Retype the records below exactly as they appear.

(Dataset excerpt)
◇ ◇ ◇ ◇ ◇ ◇ ◇

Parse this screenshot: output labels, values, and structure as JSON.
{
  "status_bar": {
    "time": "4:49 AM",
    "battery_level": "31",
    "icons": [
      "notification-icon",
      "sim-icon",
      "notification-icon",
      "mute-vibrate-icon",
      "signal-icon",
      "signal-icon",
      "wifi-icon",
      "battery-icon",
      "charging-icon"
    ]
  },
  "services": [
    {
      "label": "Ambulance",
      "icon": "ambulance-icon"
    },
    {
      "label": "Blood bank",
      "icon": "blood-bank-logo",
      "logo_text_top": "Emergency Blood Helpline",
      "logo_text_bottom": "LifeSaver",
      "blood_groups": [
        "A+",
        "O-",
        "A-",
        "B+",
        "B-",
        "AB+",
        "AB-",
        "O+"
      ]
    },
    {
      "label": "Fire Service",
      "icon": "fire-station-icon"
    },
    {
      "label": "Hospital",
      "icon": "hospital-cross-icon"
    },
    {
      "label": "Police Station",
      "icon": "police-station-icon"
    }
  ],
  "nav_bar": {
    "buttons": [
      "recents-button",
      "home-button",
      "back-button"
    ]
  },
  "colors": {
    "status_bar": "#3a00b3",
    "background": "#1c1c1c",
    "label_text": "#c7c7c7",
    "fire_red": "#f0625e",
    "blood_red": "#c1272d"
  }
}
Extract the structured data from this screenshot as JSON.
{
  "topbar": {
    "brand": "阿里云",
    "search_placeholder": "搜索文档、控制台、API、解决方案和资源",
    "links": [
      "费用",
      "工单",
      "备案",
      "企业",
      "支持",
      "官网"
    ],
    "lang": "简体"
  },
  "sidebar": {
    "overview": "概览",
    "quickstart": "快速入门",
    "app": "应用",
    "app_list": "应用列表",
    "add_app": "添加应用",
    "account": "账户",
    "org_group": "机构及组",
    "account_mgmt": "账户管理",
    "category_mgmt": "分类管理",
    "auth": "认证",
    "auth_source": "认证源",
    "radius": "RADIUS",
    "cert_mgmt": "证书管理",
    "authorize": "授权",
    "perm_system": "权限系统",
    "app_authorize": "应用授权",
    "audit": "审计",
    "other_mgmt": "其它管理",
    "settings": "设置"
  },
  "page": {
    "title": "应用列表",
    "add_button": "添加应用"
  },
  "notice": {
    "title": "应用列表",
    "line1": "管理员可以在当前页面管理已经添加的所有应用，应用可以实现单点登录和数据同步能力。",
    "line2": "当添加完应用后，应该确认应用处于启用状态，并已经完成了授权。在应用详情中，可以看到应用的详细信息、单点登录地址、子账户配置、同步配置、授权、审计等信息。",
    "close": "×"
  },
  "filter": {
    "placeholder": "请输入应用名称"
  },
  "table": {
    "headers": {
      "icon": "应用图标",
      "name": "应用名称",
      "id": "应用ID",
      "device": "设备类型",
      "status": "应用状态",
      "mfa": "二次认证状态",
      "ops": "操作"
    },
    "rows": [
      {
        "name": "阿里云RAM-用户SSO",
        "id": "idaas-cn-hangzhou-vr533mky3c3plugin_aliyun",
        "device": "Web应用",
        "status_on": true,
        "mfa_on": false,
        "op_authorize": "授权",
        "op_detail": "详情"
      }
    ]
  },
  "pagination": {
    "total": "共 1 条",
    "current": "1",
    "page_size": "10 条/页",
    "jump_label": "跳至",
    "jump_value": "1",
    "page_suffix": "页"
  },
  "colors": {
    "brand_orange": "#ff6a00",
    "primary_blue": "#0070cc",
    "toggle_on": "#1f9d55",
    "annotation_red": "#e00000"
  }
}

◇ ◇ ◇ ◇ ◇ ◇ ◇

* **Answer for the task**
Parse this screenshot: output labels, values, and structure as JSON.
{
  "status_bar": {
    "time": "4:49 AM",
    "battery_level": "31",
    "icons": [
      "notification-icon",
      "sim-icon",
      "notification-icon",
      "mute-vibrate-icon",
      "signal-icon",
      "signal-icon",
      "wifi-icon",
      "battery-icon",
      "charging-icon"
    ]
  },
  "services": [
    {
      "label": "Ambulance",
      "icon": "ambulance-icon"
    },
    {
      "label": "Blood bank",
      "icon": "blood-bank-logo",
      "logo_text_top": "Emergency Blood Helpline",
      "logo_text_bottom": "LifeSaver",
      "blood_groups": [
        "A+",
        "O-",
        "A-",
        "B+",
        "B-",
        "AB+",
        "AB-",
        "O+"
      ]
    },
    {
      "label": "Fire Service",
      "icon": "fire-station-icon"
    },
    {
      "label": "Hospital",
      "icon": "hospital-cross-icon"
    },
    {
      "label": "Police Station",
      "icon": "police-station-icon"
    }
  ],
  "nav_bar": {
    "buttons": [
      "recents-button",
      "home-button",
      "back-button"
    ]
  },
  "colors": {
    "status_bar": "#3a00b3",
    "background": "#1c1c1c",
    "label_text": "#c7c7c7",
    "fire_red": "#f0625e",
    "blood_red": "#c1272d"
  }
}
Extract the structured data from this screenshot as JSON.
{
  "topbar": {
    "brand": "阿里云",
    "search_placeholder": "搜索文档、控制台、API、解决方案和资源",
    "links": [
      "费用",
      "工单",
      "备案",
      "企业",
      "支持",
      "官网"
    ],
    "lang": "简体"
  },
  "sidebar": {
    "overview": "概览",
    "quickstart": "快速入门",
    "app": "应用",
    "app_list": "应用列表",
    "add_app": "添加应用",
    "account": "账户",
    "org_group": "机构及组",
    "account_mgmt": "账户管理",
    "category_mgmt": "分类管理",
    "auth": "认证",
    "auth_source": "认证源",
    "radius": "RADIUS",
    "cert_mgmt": "证书管理",
    "authorize": "授权",
    "perm_system": "权限系统",
    "app_authorize": "应用授权",
    "audit": "审计",
    "other_mgmt": "其它管理",
    "settings": "设置"
  },
  "page": {
    "title": "应用列表",
    "add_button": "添加应用"
  },
  "notice": {
    "title": "应用列表",
    "line1": "管理员可以在当前页面管理已经添加的所有应用，应用可以实现单点登录和数据同步能力。",
    "line2": "当添加完应用后，应该确认应用处于启用状态，并已经完成了授权。在应用详情中，可以看到应用的详细信息、单点登录地址、子账户配置、同步配置、授权、审计等信息。",
    "close": "×"
  },
  "filter": {
    "placeholder": "请输入应用名称"
  },
  "table": {
    "headers": {
      "icon": "应用图标",
      "name": "应用名称",
      "id": "应用ID",
      "device": "设备类型",
      "status": "应用状态",
      "mfa": "二次认证状态",
      "ops": "操作"
    },
    "rows": [
      {
        "name": "阿里云RAM-用户SSO",
        "id": "idaas-cn-hangzhou-vr533mky3c3plugin_aliyun",
        "device": "Web应用",
        "status_on": true,
        "mfa_on": false,
        "op_authorize": "授权",
        "op_detail": "详情"
      }
    ]
  },
  "pagination": {
    "total": "共 1 条",
    "current": "1",
    "page_size": "10 条/页",
    "jump_label": "跳至",
    "jump_value": "1",
    "page_suffix": "页"
  },
  "colors": {
    "brand_orange": "#ff6a00",
    "primary_blue": "#0070cc",
    "toggle_on": "#1f9d55",
    "annotation_red": "#e00000"
  }
}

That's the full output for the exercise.